→ **Exercise goal**: Output the material below unchanged, apart from leaving out the pictures.

[Recorded data]
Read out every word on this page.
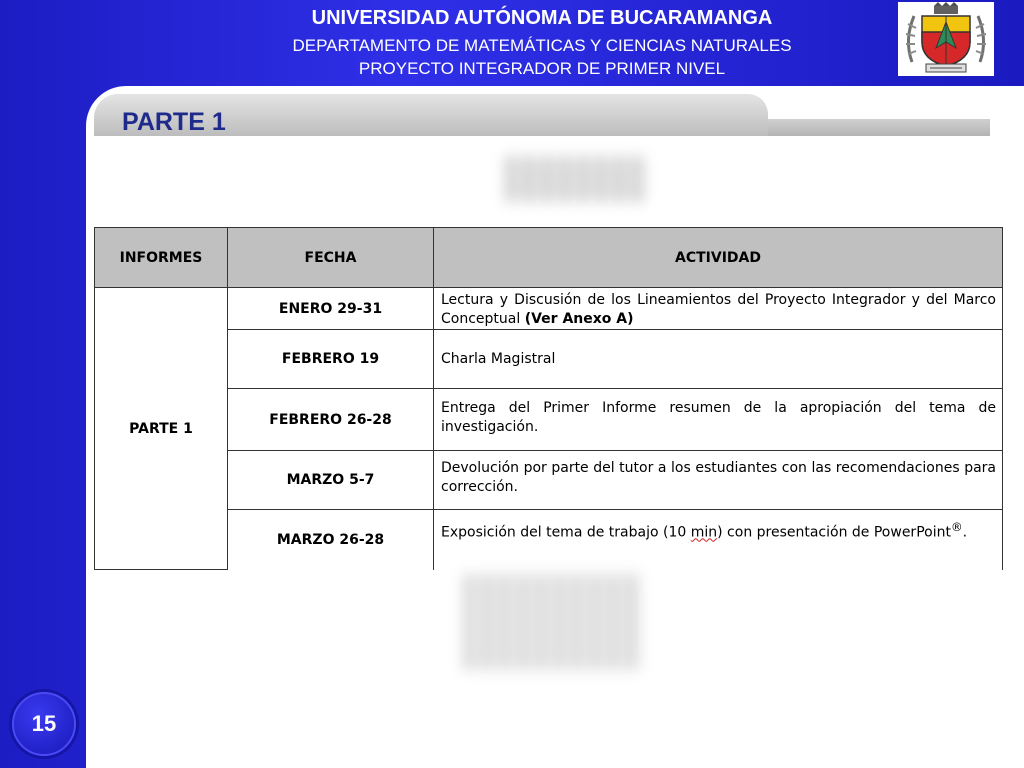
UNIVERSIDAD AUTÓNOMA DE BUCARAMANGA
DEPARTAMENTO DE MATEMÁTICAS Y CIENCIAS NATURALES
PROYECTO INTEGRADOR DE PRIMER NIVEL
PARTE 1
INFORMES	FECHA	ACTIVIDAD
PARTE 1	ENERO 29-31	Lectura y Discusión de los Lineamientos del Proyecto Integrador y del Marco Conceptual (Ver Anexo A)
	FEBRERO 19	Charla Magistral
	FEBRERO 26-28	Entrega del Primer Informe resumen de la apropiación del tema de investigación.
	MARZO 5-7	Devolución por parte del tutor a los estudiantes con las recomendaciones para corrección.
	MARZO 26-28	Exposición del tema de trabajo (10 min) con presentación de PowerPoint®.
15
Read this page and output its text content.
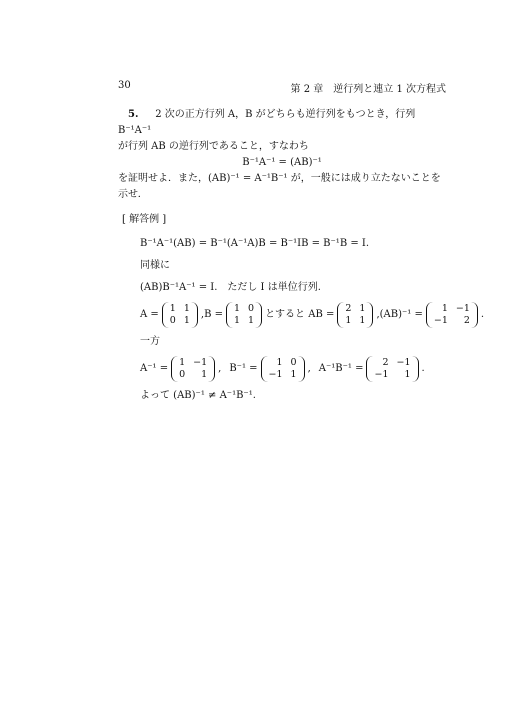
30	第 2 章　逆行列と連立 1 次方程式

5. 2 次の正方行列 A，B がどちらも逆行列をもつとき，行列 B⁻¹A⁻¹

が行列 AB の逆行列であること，すなわち

B⁻¹A⁻¹ = (AB)⁻¹

を証明せよ．また，(AB)⁻¹ = A⁻¹B⁻¹ が，一般には成り立たないことを

示せ．

[ 解答例 ]
B⁻¹A⁻¹(AB) = B⁻¹(A⁻¹A)B = B⁻¹IB = B⁻¹B = I.
同様に
(AB)B⁻¹A⁻¹ = I.　ただし I は単位行列.
A =
1	1
0	1
, B =
1	0
1	1
とすると AB =
2	1
1	1
, (AB)⁻¹ =
1	−1
−1	2
.
一方
A⁻¹ =
1	−1
0	1
, B⁻¹ =
1	0
−1	1
, A⁻¹B⁻¹ =
2	−1
−1	1
.
よって (AB)⁻¹ ≠ A⁻¹B⁻¹.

→ **Exercise output**:
Read out every word on this page.
UNIVERSIDAD AUTÓNOMA DE BUCARAMANGA
DEPARTAMENTO DE MATEMÁTICAS Y CIENCIAS NATURALES
PROYECTO INTEGRADOR DE PRIMER NIVEL
PARTE 1
INFORMES	FECHA	ACTIVIDAD
PARTE 1	ENERO 29-31	Lectura y Discusión de los Lineamientos del Proyecto Integrador y del Marco Conceptual (Ver Anexo A)
	FEBRERO 19	Charla Magistral
	FEBRERO 26-28	Entrega del Primer Informe resumen de la apropiación del tema de investigación.
	MARZO 5-7	Devolución por parte del tutor a los estudiantes con las recomendaciones para corrección.
	MARZO 26-28	Exposición del tema de trabajo (10 min) con presentación de PowerPoint®.
15
Read this page and output its text content.
30	第 2 章　逆行列と連立 1 次方程式

5. 2 次の正方行列 A，B がどちらも逆行列をもつとき，行列 B⁻¹A⁻¹

が行列 AB の逆行列であること，すなわち

B⁻¹A⁻¹ = (AB)⁻¹

を証明せよ．また，(AB)⁻¹ = A⁻¹B⁻¹ が，一般には成り立たないことを

示せ．

[ 解答例 ]
B⁻¹A⁻¹(AB) = B⁻¹(A⁻¹A)B = B⁻¹IB = B⁻¹B = I.
同様に
(AB)B⁻¹A⁻¹ = I.　ただし I は単位行列.
A =
1	1
0	1
, B =
1	0
1	1
とすると AB =
2	1
1	1
, (AB)⁻¹ =
1	−1
−1	2
.
一方
A⁻¹ =
1	−1
0	1
, B⁻¹ =
1	0
−1	1
, A⁻¹B⁻¹ =
2	−1
−1	1
.
よって (AB)⁻¹ ≠ A⁻¹B⁻¹.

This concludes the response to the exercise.